Reproduce the records below exactly as they appear, omitting any pictures they contain.

[Start]

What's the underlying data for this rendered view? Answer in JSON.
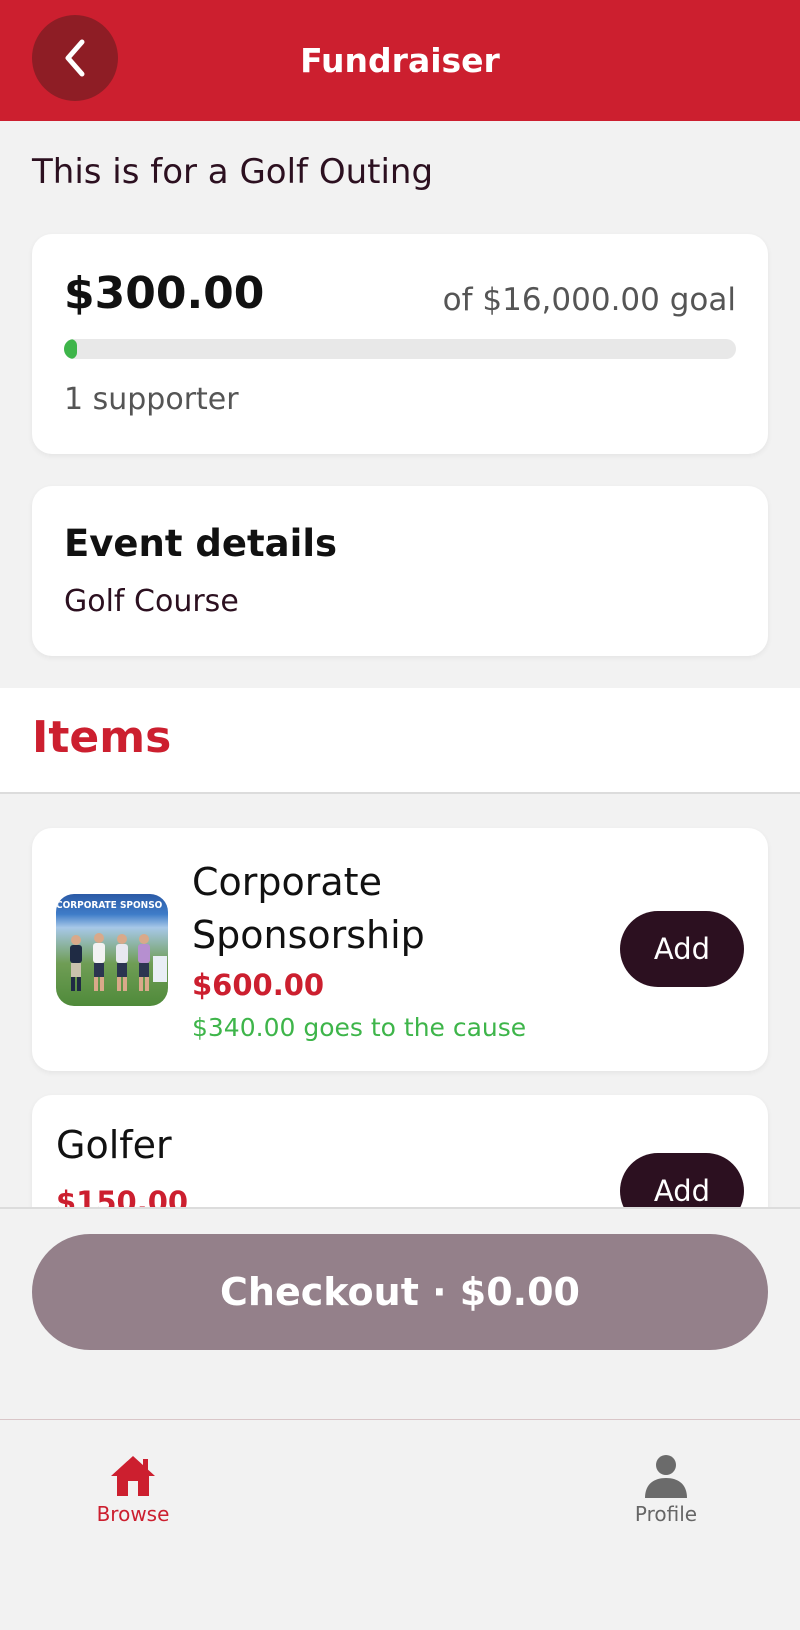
{
  "header": {
    "title": "Fundraiser",
    "back_icon": "chevron-left-icon"
  },
  "subtitle": "This is for a Golf Outing",
  "goal": {
    "raised": "$300.00",
    "goal_text": "of $16,000.00 goal",
    "progress_fraction": 0.01875,
    "supporters": "1 supporter"
  },
  "event": {
    "title": "Event details",
    "location": "Golf Course"
  },
  "items_section": {
    "title": "Items"
  },
  "items": [
    {
      "name": "Corporate Sponsorship",
      "price": "$600.00",
      "cause": "$340.00 goes to the cause",
      "thumb_banner": "CORPORATE SPONSO",
      "add_label": "Add"
    },
    {
      "name": "Golfer",
      "price": "$150.00",
      "add_label": "Add"
    }
  ],
  "checkout": {
    "label": "Checkout · $0.00"
  },
  "tabs": [
    {
      "label": "Browse",
      "icon": "home-icon",
      "active": true
    },
    {
      "label": "Profile",
      "icon": "person-icon",
      "active": false
    }
  ],
  "colors": {
    "brand_red": "#cc1f2f",
    "dark_plum": "#2c1020",
    "progress_green": "#3eb54a",
    "checkout_disabled": "#94808a"
  }
}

[End]

§ **Complete response**
What's the underlying data for this rendered view? Answer in JSON.
{
  "header": {
    "title": "Fundraiser",
    "back_icon": "chevron-left-icon"
  },
  "subtitle": "This is for a Golf Outing",
  "goal": {
    "raised": "$300.00",
    "goal_text": "of $16,000.00 goal",
    "progress_fraction": 0.01875,
    "supporters": "1 supporter"
  },
  "event": {
    "title": "Event details",
    "location": "Golf Course"
  },
  "items_section": {
    "title": "Items"
  },
  "items": [
    {
      "name": "Corporate Sponsorship",
      "price": "$600.00",
      "cause": "$340.00 goes to the cause",
      "thumb_banner": "CORPORATE SPONSO",
      "add_label": "Add"
    },
    {
      "name": "Golfer",
      "price": "$150.00",
      "add_label": "Add"
    }
  ],
  "checkout": {
    "label": "Checkout · $0.00"
  },
  "tabs": [
    {
      "label": "Browse",
      "icon": "home-icon",
      "active": true
    },
    {
      "label": "Profile",
      "icon": "person-icon",
      "active": false
    }
  ],
  "colors": {
    "brand_red": "#cc1f2f",
    "dark_plum": "#2c1020",
    "progress_green": "#3eb54a",
    "checkout_disabled": "#94808a"
  }
}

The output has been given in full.